_INSTRUCTION 1_. Set down, word for word, everything in the passage on Marin's Woolworth Building watercolors from "The move towards" down to "but not deconstructed.".
_INSTRUCTION 2_. Resume the passage on Marin's Woolworth Building watercolors, starting after its last sentence.

In his watercolors, Marin adopts a perspective commonly used in contemporary commercial images: framing the skyscraper with other buildings. There is, however, a difference between the images of the Woolworth before and after completion; the later works demonstrate a move towards abstraction through further destabilization of the building. Marin’s Woolworth Building, No.29 from 1912 and Woolworth Building, No.32 from 1913 are indicative examples. Marin destabilizes the building by bending its tower, yet he never loses its vertical emphasis. The importance of height and its prominence in contemporary skyscraper criticism was perhaps in the back of Marin’s mind when he created the works. In 1896, Louis Sullivan published “The Tall Building Artistically Considered,” in which he advocated for “every inch of [the skyscraper] tall. The…power of altitude,” cementing verticality as one of the skyscrapers most important aspects.[3] This view of prioritizing vertical emphasis and height in skyscraper design persisted into the twentieth century.
The move towards abstraction seen between Woolworth Building, No.29 and Woolworth Building, No.32, can be attributed to Marin’s concern for conveying his emotions through the images that he created. In the Exhibition Guide, Marin states that a photographic representation of urban life and the structures that characterize it would not be an effective way to capture his feelings – “the moving of [him]” – that were evoked by the changed cityscape.[4] It is worth considering, however, that Marin never yielded to total abstraction in his works; there is always a discernable subject. Even though the structure of the Woolworth Building is not accurate in Woolworth Building, No.32, Marin maintains the solidity of the form, so the building is destabilized, but not deconstructed.

_MATERIAL_.
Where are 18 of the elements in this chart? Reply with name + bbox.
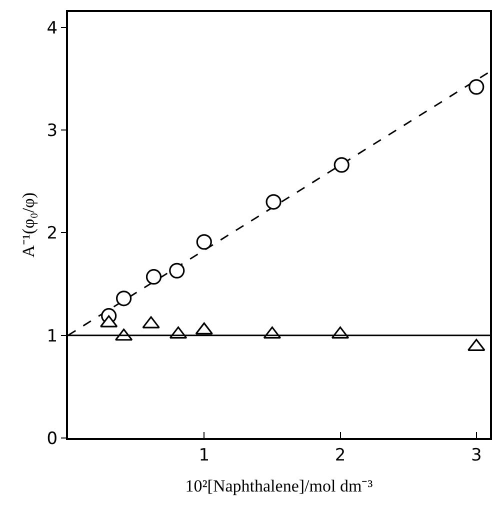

_ANSWER 1_.
The move towards abstraction seen between Woolworth Building, No.29 and Woolworth Building, No.32, can be attributed to Marin’s concern for conveying his emotions through the images that he created. In the Exhibition Guide, Marin states that a photographic representation of urban life and the structures that characterize it would not be an effective way to capture his feelings – “the moving of [him]” – that were evoked by the changed cityscape.[4] It is worth considering, however, that Marin never yielded to total abstraction in his works; there is always a discernable subject. Even though the structure of the Woolworth Building is not accurate in Woolworth Building, No.32, Marin maintains the solidity of the form, so the building is destabilized, but not deconstructed.

_ANSWER 2_.
Looking at his works, it is clear that Marin was uninterested in representing the perspective one gains from the skyscraper - that is being elevated above the rest of the city. He was primarily attracted to the view that one has of a skyscraper when one is looking at the exterior of the structure and how the tall building affects the surrounding cityscape. Given this, one can assume Marin was wholly unconcerned with what happened inside of skyscrapers (i.e. their economic functions, the people working inside) or who financed their construction, and this is interesting when one considers that the Woolworth Building is the physical manifestation of one man: Frank W. Woolworth. By subverting traditional perspective and destabilizing the building, Marin undercuts the association between the man and the building, thereby shifting the focus of the image to the urban environment.[1] Martha Tedeschi, “John Marin’s Loaded Brush: Orchestrating the Modern American Watercolor,” in John Marin’s Watercolors: A Medium for Modernism. ed. Martha Tedeschi and Kristi Dahm. (Chicago: Art Institute of Chicago, 2010), 30.[2] Marsden Hartley, “As to John Marin, and His Ideas,” in John Marin (New York: Museum of Modern Art by Arno Press, 1936): 16.[3] Louis Sullivan, “The Tall Building Artistically Considered,” (1896).[4] John Marin, The Selected Writings of John Marin. ed. Dorothy Newman (New York: Pellegrini & Cudahy, 1949), 4-5.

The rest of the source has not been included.